[Dataset records]
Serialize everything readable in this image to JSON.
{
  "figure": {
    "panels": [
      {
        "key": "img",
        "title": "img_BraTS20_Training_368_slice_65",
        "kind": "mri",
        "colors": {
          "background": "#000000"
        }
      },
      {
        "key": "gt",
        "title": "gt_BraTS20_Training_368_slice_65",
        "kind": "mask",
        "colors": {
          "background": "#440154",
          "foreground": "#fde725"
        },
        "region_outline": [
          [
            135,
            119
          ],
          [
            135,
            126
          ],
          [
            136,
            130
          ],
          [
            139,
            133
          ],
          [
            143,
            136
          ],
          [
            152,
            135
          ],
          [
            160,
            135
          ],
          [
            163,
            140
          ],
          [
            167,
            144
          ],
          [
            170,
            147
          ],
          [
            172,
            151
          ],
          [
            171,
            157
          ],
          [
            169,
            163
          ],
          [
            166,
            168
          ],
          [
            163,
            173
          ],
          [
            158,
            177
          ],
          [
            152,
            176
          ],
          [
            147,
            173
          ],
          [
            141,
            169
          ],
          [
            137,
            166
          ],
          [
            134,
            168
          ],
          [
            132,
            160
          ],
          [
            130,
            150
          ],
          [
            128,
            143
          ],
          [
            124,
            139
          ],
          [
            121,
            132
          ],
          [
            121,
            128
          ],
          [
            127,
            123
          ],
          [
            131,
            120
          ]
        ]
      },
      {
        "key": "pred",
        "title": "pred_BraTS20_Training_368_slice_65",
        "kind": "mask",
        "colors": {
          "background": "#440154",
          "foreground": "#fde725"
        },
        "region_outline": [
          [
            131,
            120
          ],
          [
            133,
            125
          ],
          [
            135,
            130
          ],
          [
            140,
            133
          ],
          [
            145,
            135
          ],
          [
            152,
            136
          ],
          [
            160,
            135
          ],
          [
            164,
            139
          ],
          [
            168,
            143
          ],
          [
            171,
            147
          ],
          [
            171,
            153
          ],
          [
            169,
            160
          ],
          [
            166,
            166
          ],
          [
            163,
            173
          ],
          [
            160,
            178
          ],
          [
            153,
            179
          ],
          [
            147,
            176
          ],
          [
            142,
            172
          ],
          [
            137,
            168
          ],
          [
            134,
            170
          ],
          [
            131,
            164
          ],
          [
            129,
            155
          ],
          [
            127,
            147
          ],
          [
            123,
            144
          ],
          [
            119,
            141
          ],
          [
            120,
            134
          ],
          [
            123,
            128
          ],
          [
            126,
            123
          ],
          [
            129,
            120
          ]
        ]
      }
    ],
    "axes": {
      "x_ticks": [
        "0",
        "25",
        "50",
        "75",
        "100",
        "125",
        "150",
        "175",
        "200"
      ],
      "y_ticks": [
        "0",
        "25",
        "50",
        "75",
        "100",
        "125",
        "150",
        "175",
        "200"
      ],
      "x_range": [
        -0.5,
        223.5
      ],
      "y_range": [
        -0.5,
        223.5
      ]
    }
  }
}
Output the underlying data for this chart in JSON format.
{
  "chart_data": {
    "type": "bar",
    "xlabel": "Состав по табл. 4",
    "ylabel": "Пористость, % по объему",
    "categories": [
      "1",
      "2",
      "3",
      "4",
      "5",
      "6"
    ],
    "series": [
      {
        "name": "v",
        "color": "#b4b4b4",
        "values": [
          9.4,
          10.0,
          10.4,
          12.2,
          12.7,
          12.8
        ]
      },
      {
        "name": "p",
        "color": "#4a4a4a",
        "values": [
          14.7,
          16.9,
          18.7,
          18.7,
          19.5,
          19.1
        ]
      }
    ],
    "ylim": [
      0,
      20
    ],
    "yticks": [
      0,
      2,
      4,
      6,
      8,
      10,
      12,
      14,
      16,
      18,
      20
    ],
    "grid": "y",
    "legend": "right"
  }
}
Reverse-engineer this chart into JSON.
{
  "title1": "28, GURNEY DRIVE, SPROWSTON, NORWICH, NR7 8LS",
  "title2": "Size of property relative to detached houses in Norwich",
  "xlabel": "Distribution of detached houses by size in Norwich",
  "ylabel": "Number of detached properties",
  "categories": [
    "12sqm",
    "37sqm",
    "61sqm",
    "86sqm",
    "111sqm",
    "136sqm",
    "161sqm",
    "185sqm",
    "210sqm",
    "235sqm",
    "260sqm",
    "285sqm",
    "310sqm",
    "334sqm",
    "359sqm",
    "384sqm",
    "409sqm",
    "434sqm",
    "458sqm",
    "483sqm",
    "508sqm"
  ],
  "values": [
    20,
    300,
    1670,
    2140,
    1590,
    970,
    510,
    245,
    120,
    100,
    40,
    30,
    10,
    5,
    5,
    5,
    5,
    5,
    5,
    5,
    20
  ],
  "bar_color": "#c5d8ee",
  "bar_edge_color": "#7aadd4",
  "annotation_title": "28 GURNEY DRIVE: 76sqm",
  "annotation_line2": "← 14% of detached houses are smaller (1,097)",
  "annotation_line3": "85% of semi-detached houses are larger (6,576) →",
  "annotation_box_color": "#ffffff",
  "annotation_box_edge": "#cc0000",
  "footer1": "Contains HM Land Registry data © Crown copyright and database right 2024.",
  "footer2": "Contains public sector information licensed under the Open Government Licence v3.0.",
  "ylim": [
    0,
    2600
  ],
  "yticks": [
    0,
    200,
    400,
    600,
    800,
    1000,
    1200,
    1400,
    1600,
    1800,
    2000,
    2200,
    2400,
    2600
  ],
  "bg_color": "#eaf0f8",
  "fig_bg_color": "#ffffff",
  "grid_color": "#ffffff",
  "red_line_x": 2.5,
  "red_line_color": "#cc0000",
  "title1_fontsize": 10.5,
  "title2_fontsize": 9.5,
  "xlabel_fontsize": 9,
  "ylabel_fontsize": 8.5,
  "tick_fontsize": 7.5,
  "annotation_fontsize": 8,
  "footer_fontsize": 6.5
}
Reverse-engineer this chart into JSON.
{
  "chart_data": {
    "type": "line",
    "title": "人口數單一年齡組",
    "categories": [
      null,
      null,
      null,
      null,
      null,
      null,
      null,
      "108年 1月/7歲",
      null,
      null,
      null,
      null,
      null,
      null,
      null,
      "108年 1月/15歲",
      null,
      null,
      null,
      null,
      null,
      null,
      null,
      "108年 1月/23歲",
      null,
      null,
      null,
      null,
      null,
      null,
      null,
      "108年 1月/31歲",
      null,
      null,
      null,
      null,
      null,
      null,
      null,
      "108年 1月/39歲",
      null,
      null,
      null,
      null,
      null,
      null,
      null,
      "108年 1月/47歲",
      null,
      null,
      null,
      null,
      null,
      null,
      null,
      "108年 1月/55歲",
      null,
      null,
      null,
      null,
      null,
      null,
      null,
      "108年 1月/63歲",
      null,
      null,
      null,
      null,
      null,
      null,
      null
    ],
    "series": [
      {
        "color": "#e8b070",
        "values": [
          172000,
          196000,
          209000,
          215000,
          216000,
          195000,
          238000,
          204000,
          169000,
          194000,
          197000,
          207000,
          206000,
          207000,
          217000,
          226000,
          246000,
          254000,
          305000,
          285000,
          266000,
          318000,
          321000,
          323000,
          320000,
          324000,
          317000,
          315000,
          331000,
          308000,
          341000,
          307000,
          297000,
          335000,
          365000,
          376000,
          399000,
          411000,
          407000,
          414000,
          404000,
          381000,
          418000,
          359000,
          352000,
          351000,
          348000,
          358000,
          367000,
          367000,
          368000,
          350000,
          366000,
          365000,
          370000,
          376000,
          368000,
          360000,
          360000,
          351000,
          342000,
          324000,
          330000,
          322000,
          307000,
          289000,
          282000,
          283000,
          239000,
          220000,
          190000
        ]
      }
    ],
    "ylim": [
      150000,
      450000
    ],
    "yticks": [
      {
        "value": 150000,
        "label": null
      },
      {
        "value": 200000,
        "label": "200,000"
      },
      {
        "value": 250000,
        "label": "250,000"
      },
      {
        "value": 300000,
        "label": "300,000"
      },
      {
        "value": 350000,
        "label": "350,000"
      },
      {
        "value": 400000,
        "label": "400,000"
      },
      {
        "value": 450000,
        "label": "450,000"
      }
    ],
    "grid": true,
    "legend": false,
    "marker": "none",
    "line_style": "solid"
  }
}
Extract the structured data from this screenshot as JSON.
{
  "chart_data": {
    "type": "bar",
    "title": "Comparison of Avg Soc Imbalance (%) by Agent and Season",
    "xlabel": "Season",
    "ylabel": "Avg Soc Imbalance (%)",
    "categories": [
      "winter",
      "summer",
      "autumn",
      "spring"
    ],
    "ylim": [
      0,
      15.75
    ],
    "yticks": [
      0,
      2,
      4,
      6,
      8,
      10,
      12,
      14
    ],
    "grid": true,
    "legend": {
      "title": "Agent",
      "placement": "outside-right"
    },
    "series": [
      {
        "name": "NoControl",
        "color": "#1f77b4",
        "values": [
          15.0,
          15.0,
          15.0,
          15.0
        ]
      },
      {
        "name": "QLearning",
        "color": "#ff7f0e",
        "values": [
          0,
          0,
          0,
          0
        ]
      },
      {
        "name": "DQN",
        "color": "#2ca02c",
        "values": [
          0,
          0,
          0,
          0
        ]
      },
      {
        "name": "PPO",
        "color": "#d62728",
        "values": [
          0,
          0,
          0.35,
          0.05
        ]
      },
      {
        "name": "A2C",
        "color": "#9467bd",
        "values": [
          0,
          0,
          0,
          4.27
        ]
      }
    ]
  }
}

### Task goal
Return all lines with the word "Season" in them.

### Result of this task
    "title": "Comparison of Avg Soc Imbalance (%) by Agent and Season",
    "xlabel": "Season",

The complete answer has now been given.